▶ _Problem to solve_
Reproduce every entry below precisely. Pictures are excluded from the copy.

▶ _Extracted material_
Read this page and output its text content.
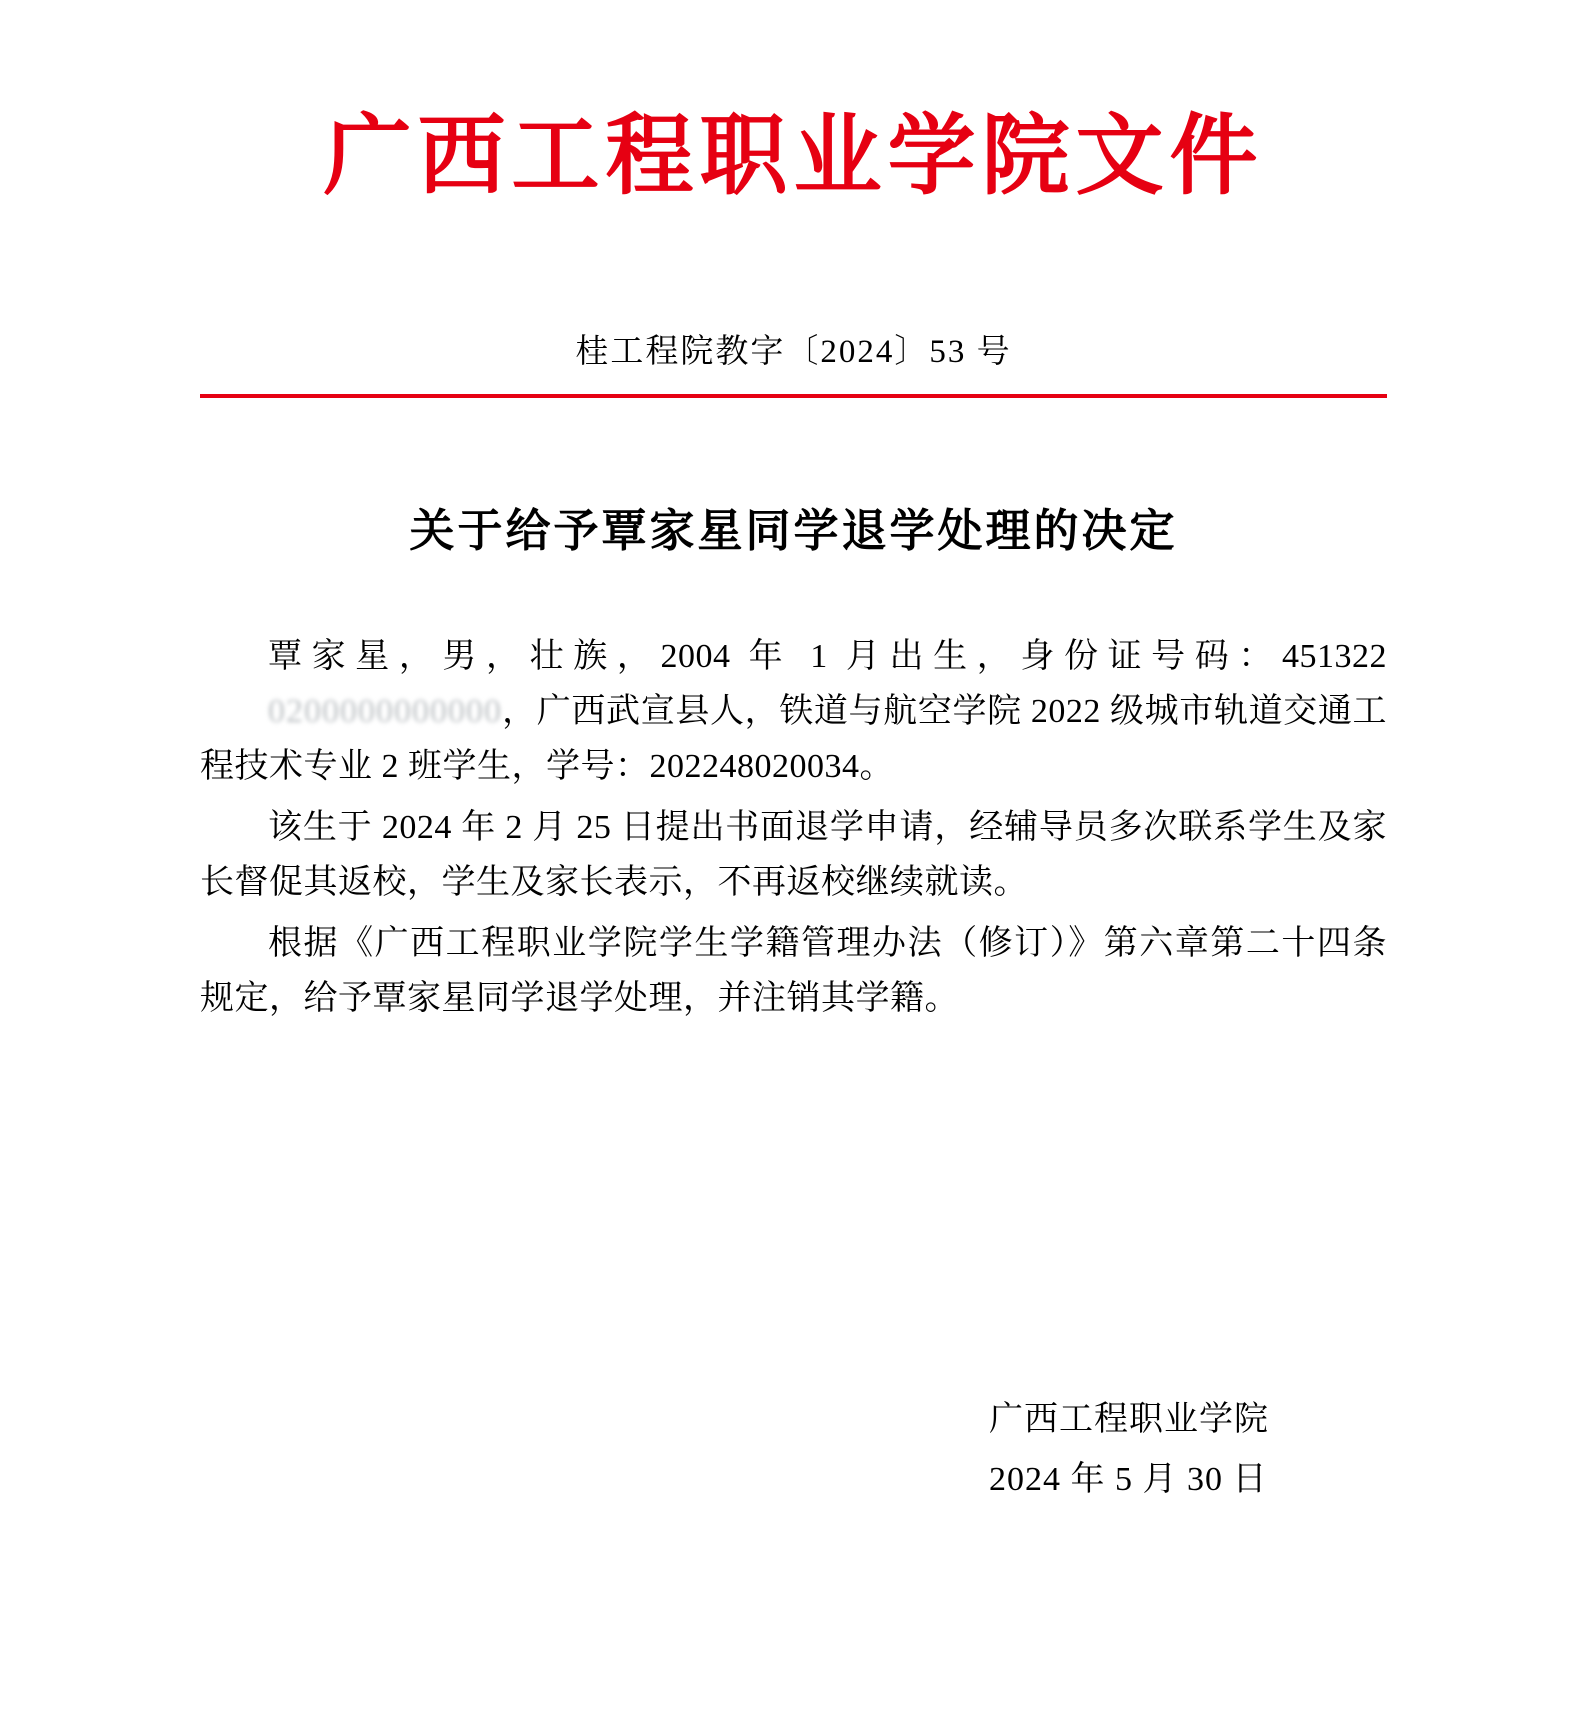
广西工程职业学院文件
桂工程院教字〔2024〕53 号
关于给予覃家星同学退学处理的决定

覃家星，男，壮族，2004 年 1 月出生，身份证号码：4513220200000000000，广西武宣县人，铁道与航空学院 2022 级城市轨道交通工程技术专业 2 班学生，学号：202248020034。

该生于 2024 年 2 月 25 日提出书面退学申请，经辅导员多次联系学生及家长督促其返校，学生及家长表示，不再返校继续就读。

根据《广西工程职业学院学生学籍管理办法（修订）》第六章第二十四条规定，给予覃家星同学退学处理，并注销其学籍。

广西工程职业学院
2024 年 5 月 30 日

▶ _The completed task_
Read this page and output its text content.
广西工程职业学院文件
桂工程院教字〔2024〕53 号
关于给予覃家星同学退学处理的决定

覃家星，男，壮族，2004 年 1 月出生，身份证号码：4513220200000000000，广西武宣县人，铁道与航空学院 2022 级城市轨道交通工程技术专业 2 班学生，学号：202248020034。

该生于 2024 年 2 月 25 日提出书面退学申请，经辅导员多次联系学生及家长督促其返校，学生及家长表示，不再返校继续就读。

根据《广西工程职业学院学生学籍管理办法（修订）》第六章第二十四条规定，给予覃家星同学退学处理，并注销其学籍。

广西工程职业学院
2024 年 5 月 30 日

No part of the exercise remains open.